Here are some entries; quote each one exactly.

## Items from a figure collection
····················
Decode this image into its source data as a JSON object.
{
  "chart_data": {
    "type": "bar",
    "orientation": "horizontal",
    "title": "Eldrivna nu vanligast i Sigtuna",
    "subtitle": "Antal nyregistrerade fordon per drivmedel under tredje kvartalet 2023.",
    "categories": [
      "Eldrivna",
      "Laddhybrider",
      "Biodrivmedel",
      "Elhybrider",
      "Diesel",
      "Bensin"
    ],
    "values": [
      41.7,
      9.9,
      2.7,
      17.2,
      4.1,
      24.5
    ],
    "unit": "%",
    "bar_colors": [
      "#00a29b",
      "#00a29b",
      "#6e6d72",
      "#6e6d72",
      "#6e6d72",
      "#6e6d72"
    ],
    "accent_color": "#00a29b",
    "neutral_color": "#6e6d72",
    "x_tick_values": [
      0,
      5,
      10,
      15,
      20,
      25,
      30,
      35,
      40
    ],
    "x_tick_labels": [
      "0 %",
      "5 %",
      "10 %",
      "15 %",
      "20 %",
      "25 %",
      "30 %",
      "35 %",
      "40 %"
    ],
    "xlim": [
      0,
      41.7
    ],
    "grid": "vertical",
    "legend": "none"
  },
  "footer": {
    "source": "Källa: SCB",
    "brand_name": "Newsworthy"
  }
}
····················
## Completed task
Decode this image into its source data as a JSON object.
{
  "chart_data": {
    "type": "bar",
    "orientation": "horizontal",
    "title": "Eldrivna nu vanligast i Sigtuna",
    "subtitle": "Antal nyregistrerade fordon per drivmedel under tredje kvartalet 2023.",
    "categories": [
      "Eldrivna",
      "Laddhybrider",
      "Biodrivmedel",
      "Elhybrider",
      "Diesel",
      "Bensin"
    ],
    "values": [
      41.7,
      9.9,
      2.7,
      17.2,
      4.1,
      24.5
    ],
    "unit": "%",
    "bar_colors": [
      "#00a29b",
      "#00a29b",
      "#6e6d72",
      "#6e6d72",
      "#6e6d72",
      "#6e6d72"
    ],
    "accent_color": "#00a29b",
    "neutral_color": "#6e6d72",
    "x_tick_values": [
      0,
      5,
      10,
      15,
      20,
      25,
      30,
      35,
      40
    ],
    "x_tick_labels": [
      "0 %",
      "5 %",
      "10 %",
      "15 %",
      "20 %",
      "25 %",
      "30 %",
      "35 %",
      "40 %"
    ],
    "xlim": [
      0,
      41.7
    ],
    "grid": "vertical",
    "legend": "none"
  },
  "footer": {
    "source": "Källa: SCB",
    "brand_name": "Newsworthy"
  }
}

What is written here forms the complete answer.